### Required task
The material below should be written out in full and exactly; pictures stay out of the copy.

= = = = =

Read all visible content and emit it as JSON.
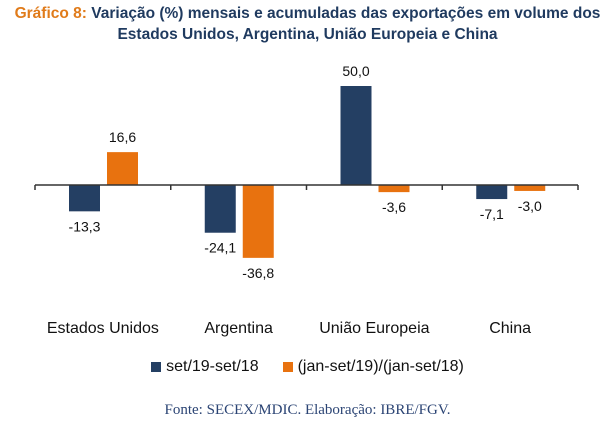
{
  "title": {
    "prefix": "Gráfico 8:",
    "line1": "Variação (%) mensais e acumuladas das exportações em volume dos",
    "line2": "Estados Unidos, Argentina, União Europeia e China"
  },
  "source": "Fonte: SECEX/MDIC. Elaboração: IBRE/FGV.",
  "colors": {
    "series1": "#243f63",
    "series2": "#e8720f",
    "axis": "#333333"
  },
  "chart_data": {
    "type": "bar",
    "title": "Variação (%) mensais e acumuladas das exportações em volume dos Estados Unidos, Argentina, União Europeia e China",
    "categories": [
      "Estados Unidos",
      "Argentina",
      "União Europeia",
      "China"
    ],
    "series": [
      {
        "name": "set/19-set/18",
        "values": [
          -13.3,
          -24.1,
          50.0,
          -7.1
        ],
        "labels": [
          "-13,3",
          "-24,1",
          "50,0",
          "-7,1"
        ]
      },
      {
        "name": "(jan-set/19)/(jan-set/18)",
        "values": [
          16.6,
          -36.8,
          -3.6,
          -3.0
        ],
        "labels": [
          "16,6",
          "-36,8",
          "-3,6",
          "-3,0"
        ]
      }
    ],
    "xlabel": "",
    "ylabel": "",
    "ylim": [
      -50,
      50
    ],
    "grid": false,
    "legend_position": "bottom"
  }
}
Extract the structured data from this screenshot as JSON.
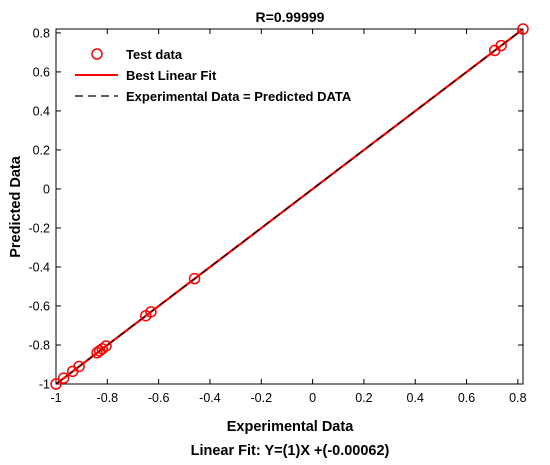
{
  "chart_data": {
    "type": "scatter",
    "title": "R=0.99999",
    "xlabel": "Experimental Data",
    "ylabel": "Predicted Data",
    "footer": "Linear Fit: Y=(1)X +(-0.00062)",
    "xlim": [
      -1,
      0.82
    ],
    "ylim": [
      -1,
      0.82
    ],
    "x_ticks": [
      -1,
      -0.8,
      -0.6,
      -0.4,
      -0.2,
      0,
      0.2,
      0.4,
      0.6,
      0.8
    ],
    "y_ticks": [
      -1,
      -0.8,
      -0.6,
      -0.4,
      -0.2,
      0,
      0.2,
      0.4,
      0.6,
      0.8
    ],
    "grid": false,
    "legend_position": "top-left",
    "series": [
      {
        "name": "Test data",
        "kind": "markers",
        "color": "#ff0000",
        "x": [
          -1.0,
          -0.97,
          -0.935,
          -0.91,
          -0.84,
          -0.83,
          -0.82,
          -0.805,
          -0.65,
          -0.63,
          -0.46,
          0.71,
          0.735,
          0.82
        ],
        "y": [
          -1.0,
          -0.97,
          -0.935,
          -0.91,
          -0.84,
          -0.83,
          -0.82,
          -0.805,
          -0.65,
          -0.63,
          -0.46,
          0.71,
          0.735,
          0.82
        ]
      },
      {
        "name": "Best Linear Fit",
        "kind": "line",
        "color": "#ff0000",
        "slope": 1,
        "intercept": -0.00062
      },
      {
        "name": "Experimental Data = Predicted DATA",
        "kind": "dashed-line",
        "color": "#000000",
        "slope": 1,
        "intercept": 0
      }
    ]
  }
}
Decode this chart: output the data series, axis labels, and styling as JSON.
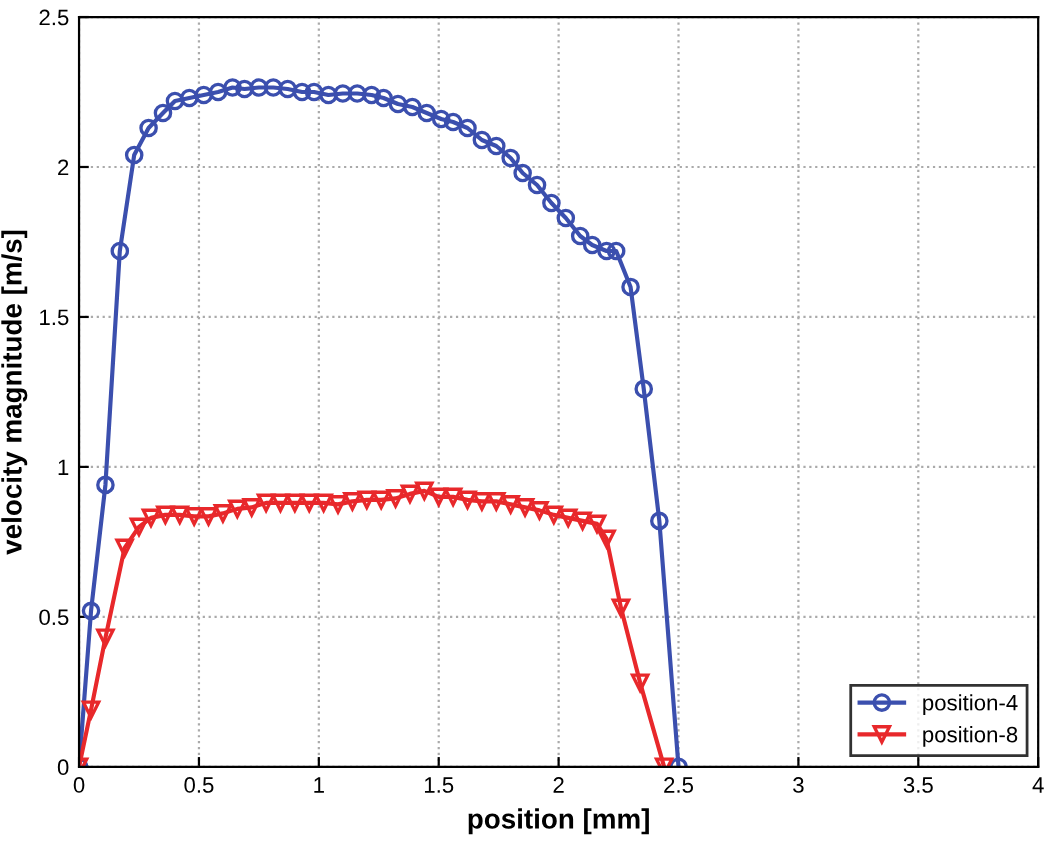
{
  "chart_data": {
    "type": "line",
    "xlabel": "position [mm]",
    "ylabel": "velocity magnitude [m/s]",
    "xlim": [
      0,
      4
    ],
    "ylim": [
      0,
      2.5
    ],
    "xticks": [
      0,
      0.5,
      1,
      1.5,
      2,
      2.5,
      3,
      3.5,
      4
    ],
    "yticks": [
      0,
      0.5,
      1,
      1.5,
      2,
      2.5
    ],
    "grid": true,
    "legend": "bottom right",
    "series": [
      {
        "name": "position-4",
        "color": "#3b4fae",
        "marker": "circle",
        "x": [
          0,
          0.05,
          0.11,
          0.17,
          0.23,
          0.29,
          0.35,
          0.4,
          0.46,
          0.52,
          0.58,
          0.64,
          0.69,
          0.75,
          0.81,
          0.87,
          0.93,
          0.98,
          1.04,
          1.1,
          1.16,
          1.22,
          1.27,
          1.33,
          1.39,
          1.45,
          1.51,
          1.56,
          1.62,
          1.68,
          1.74,
          1.8,
          1.85,
          1.91,
          1.97,
          2.03,
          2.09,
          2.14,
          2.2,
          2.24,
          2.3,
          2.355,
          2.42,
          2.5
        ],
        "values": [
          0,
          0.52,
          0.94,
          1.72,
          2.04,
          2.13,
          2.18,
          2.22,
          2.23,
          2.24,
          2.25,
          2.265,
          2.26,
          2.265,
          2.265,
          2.26,
          2.25,
          2.25,
          2.24,
          2.245,
          2.245,
          2.24,
          2.23,
          2.21,
          2.2,
          2.18,
          2.16,
          2.15,
          2.13,
          2.09,
          2.07,
          2.03,
          1.98,
          1.94,
          1.88,
          1.83,
          1.77,
          1.74,
          1.72,
          1.72,
          1.6,
          1.26,
          0.82,
          0
        ]
      },
      {
        "name": "position-8",
        "color": "#e8282b",
        "marker": "triangle",
        "x": [
          0,
          0.05,
          0.11,
          0.19,
          0.25,
          0.3,
          0.36,
          0.42,
          0.48,
          0.54,
          0.6,
          0.66,
          0.72,
          0.78,
          0.84,
          0.9,
          0.96,
          1.02,
          1.08,
          1.14,
          1.2,
          1.26,
          1.32,
          1.38,
          1.44,
          1.5,
          1.56,
          1.62,
          1.68,
          1.74,
          1.8,
          1.86,
          1.92,
          1.98,
          2.04,
          2.1,
          2.16,
          2.2,
          2.26,
          2.34,
          2.44
        ],
        "values": [
          0,
          0.19,
          0.43,
          0.73,
          0.8,
          0.83,
          0.84,
          0.84,
          0.835,
          0.835,
          0.845,
          0.86,
          0.865,
          0.88,
          0.88,
          0.88,
          0.88,
          0.88,
          0.875,
          0.885,
          0.89,
          0.89,
          0.895,
          0.91,
          0.92,
          0.9,
          0.9,
          0.89,
          0.885,
          0.885,
          0.875,
          0.865,
          0.855,
          0.84,
          0.83,
          0.82,
          0.81,
          0.76,
          0.53,
          0.28,
          0
        ]
      }
    ]
  }
}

= = = = =

### Exercise output
Read all visible content and emit it as JSON.
{
  "title": {
    "prefix": "Gráfico 8:",
    "line1": "Variação (%) mensais e acumuladas das exportações em volume dos",
    "line2": "Estados Unidos, Argentina, União Europeia e China"
  },
  "source": "Fonte: SECEX/MDIC. Elaboração: IBRE/FGV.",
  "colors": {
    "series1": "#243f63",
    "series2": "#e8720f",
    "axis": "#333333"
  },
  "chart_data": {
    "type": "bar",
    "title": "Variação (%) mensais e acumuladas das exportações em volume dos Estados Unidos, Argentina, União Europeia e China",
    "categories": [
      "Estados Unidos",
      "Argentina",
      "União Europeia",
      "China"
    ],
    "series": [
      {
        "name": "set/19-set/18",
        "values": [
          -13.3,
          -24.1,
          50.0,
          -7.1
        ],
        "labels": [
          "-13,3",
          "-24,1",
          "50,0",
          "-7,1"
        ]
      },
      {
        "name": "(jan-set/19)/(jan-set/18)",
        "values": [
          16.6,
          -36.8,
          -3.6,
          -3.0
        ],
        "labels": [
          "16,6",
          "-36,8",
          "-3,6",
          "-3,0"
        ]
      }
    ],
    "xlabel": "",
    "ylabel": "",
    "ylim": [
      -50,
      50
    ],
    "grid": false,
    "legend_position": "bottom"
  }
}
Extract the structured data from this screenshot as JSON.
{
  "chart_data": {
    "type": "scatter",
    "title": "R=0.99999",
    "xlabel": "Experimental Data",
    "ylabel": "Predicted Data",
    "footer": "Linear Fit: Y=(1)X +(-0.00062)",
    "xlim": [
      -1,
      0.82
    ],
    "ylim": [
      -1,
      0.82
    ],
    "x_ticks": [
      -1,
      -0.8,
      -0.6,
      -0.4,
      -0.2,
      0,
      0.2,
      0.4,
      0.6,
      0.8
    ],
    "y_ticks": [
      -1,
      -0.8,
      -0.6,
      -0.4,
      -0.2,
      0,
      0.2,
      0.4,
      0.6,
      0.8
    ],
    "grid": false,
    "legend_position": "top-left",
    "series": [
      {
        "name": "Test data",
        "kind": "markers",
        "color": "#ff0000",
        "x": [
          -1.0,
          -0.97,
          -0.935,
          -0.91,
          -0.84,
          -0.83,
          -0.82,
          -0.805,
          -0.65,
          -0.63,
          -0.46,
          0.71,
          0.735,
          0.82
        ],
        "y": [
          -1.0,
          -0.97,
          -0.935,
          -0.91,
          -0.84,
          -0.83,
          -0.82,
          -0.805,
          -0.65,
          -0.63,
          -0.46,
          0.71,
          0.735,
          0.82
        ]
      },
      {
        "name": "Best Linear Fit",
        "kind": "line",
        "color": "#ff0000",
        "slope": 1,
        "intercept": -0.00062
      },
      {
        "name": "Experimental Data = Predicted DATA",
        "kind": "dashed-line",
        "color": "#000000",
        "slope": 1,
        "intercept": 0
      }
    ]
  }
}
Decode this chart: output the data series, axis labels, and styling as JSON.
{
  "chart_data": {
    "type": "line",
    "xlabel": "position [mm]",
    "ylabel": "velocity magnitude [m/s]",
    "xlim": [
      0,
      4
    ],
    "ylim": [
      0,
      2.5
    ],
    "xticks": [
      0,
      0.5,
      1,
      1.5,
      2,
      2.5,
      3,
      3.5,
      4
    ],
    "yticks": [
      0,
      0.5,
      1,
      1.5,
      2,
      2.5
    ],
    "grid": true,
    "legend": "bottom right",
    "series": [
      {
        "name": "position-4",
        "color": "#3b4fae",
        "marker": "circle",
        "x": [
          0,
          0.05,
          0.11,
          0.17,
          0.23,
          0.29,
          0.35,
          0.4,
          0.46,
          0.52,
          0.58,
          0.64,
          0.69,
          0.75,
          0.81,
          0.87,
          0.93,
          0.98,
          1.04,
          1.1,
          1.16,
          1.22,
          1.27,
          1.33,
          1.39,
          1.45,
          1.51,
          1.56,
          1.62,
          1.68,
          1.74,
          1.8,
          1.85,
          1.91,
          1.97,
          2.03,
          2.09,
          2.14,
          2.2,
          2.24,
          2.3,
          2.355,
          2.42,
          2.5
        ],
        "values": [
          0,
          0.52,
          0.94,
          1.72,
          2.04,
          2.13,
          2.18,
          2.22,
          2.23,
          2.24,
          2.25,
          2.265,
          2.26,
          2.265,
          2.265,
          2.26,
          2.25,
          2.25,
          2.24,
          2.245,
          2.245,
          2.24,
          2.23,
          2.21,
          2.2,
          2.18,
          2.16,
          2.15,
          2.13,
          2.09,
          2.07,
          2.03,
          1.98,
          1.94,
          1.88,
          1.83,
          1.77,
          1.74,
          1.72,
          1.72,
          1.6,
          1.26,
          0.82,
          0
        ]
      },
      {
        "name": "position-8",
        "color": "#e8282b",
        "marker": "triangle",
        "x": [
          0,
          0.05,
          0.11,
          0.19,
          0.25,
          0.3,
          0.36,
          0.42,
          0.48,
          0.54,
          0.6,
          0.66,
          0.72,
          0.78,
          0.84,
          0.9,
          0.96,
          1.02,
          1.08,
          1.14,
          1.2,
          1.26,
          1.32,
          1.38,
          1.44,
          1.5,
          1.56,
          1.62,
          1.68,
          1.74,
          1.8,
          1.86,
          1.92,
          1.98,
          2.04,
          2.1,
          2.16,
          2.2,
          2.26,
          2.34,
          2.44
        ],
        "values": [
          0,
          0.19,
          0.43,
          0.73,
          0.8,
          0.83,
          0.84,
          0.84,
          0.835,
          0.835,
          0.845,
          0.86,
          0.865,
          0.88,
          0.88,
          0.88,
          0.88,
          0.88,
          0.875,
          0.885,
          0.89,
          0.89,
          0.895,
          0.91,
          0.92,
          0.9,
          0.9,
          0.89,
          0.885,
          0.885,
          0.875,
          0.865,
          0.855,
          0.84,
          0.83,
          0.82,
          0.81,
          0.76,
          0.53,
          0.28,
          0
        ]
      }
    ]
  }
}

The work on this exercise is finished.